[THE REQUEST]:
Reproduce the records below exactly, leaving out any pictures.

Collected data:
##########
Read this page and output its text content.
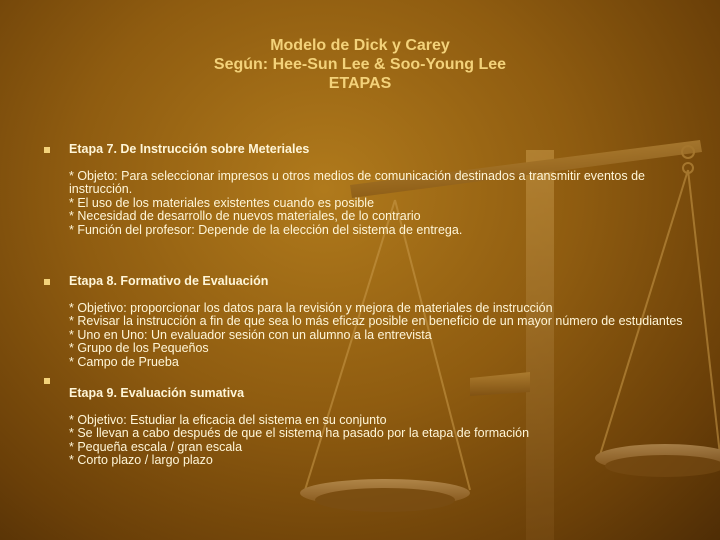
Modelo de Dick y Carey
Según: Hee-Sun Lee & Soo-Young Lee
ETAPAS
Etapa 7. De Instrucción sobre Meteriales
* Objeto: Para seleccionar impresos u otros medios de comunicación destinados a transmitir eventos de instrucción.
* El uso de los materiales existentes cuando es posible
* Necesidad de desarrollo de nuevos materiales, de lo contrario
* Función del profesor: Depende de la elección del sistema de entrega.
Etapa 8. Formativo de Evaluación
* Objetivo: proporcionar los datos para la revisión y mejora de materiales de instrucción
* Revisar la instrucción a fin de que sea lo más eficaz posible en beneficio de un mayor número de estudiantes
* Uno en Uno: Un evaluador sesión con un alumno a la entrevista
* Grupo de los Pequeños
* Campo de Prueba
Etapa 9. Evaluación sumativa
* Objetivo: Estudiar la eficacia del sistema en su conjunto
* Se llevan a cabo después de que el sistema ha pasado por la etapa de formación
* Pequeña escala / gran escala
* Corto plazo / largo plazo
##########
[EXERCISE RESULT]:
Read this page and output its text content.
Modelo de Dick y Carey
Según: Hee-Sun Lee & Soo-Young Lee
ETAPAS
Etapa 7. De Instrucción sobre Meteriales
* Objeto: Para seleccionar impresos u otros medios de comunicación destinados a transmitir eventos de instrucción.
* El uso de los materiales existentes cuando es posible
* Necesidad de desarrollo de nuevos materiales, de lo contrario
* Función del profesor: Depende de la elección del sistema de entrega.
Etapa 8. Formativo de Evaluación
* Objetivo: proporcionar los datos para la revisión y mejora de materiales de instrucción
* Revisar la instrucción a fin de que sea lo más eficaz posible en beneficio de un mayor número de estudiantes
* Uno en Uno: Un evaluador sesión con un alumno a la entrevista
* Grupo de los Pequeños
* Campo de Prueba
Etapa 9. Evaluación sumativa
* Objetivo: Estudiar la eficacia del sistema en su conjunto
* Se llevan a cabo después de que el sistema ha pasado por la etapa de formación
* Pequeña escala / gran escala
* Corto plazo / largo plazo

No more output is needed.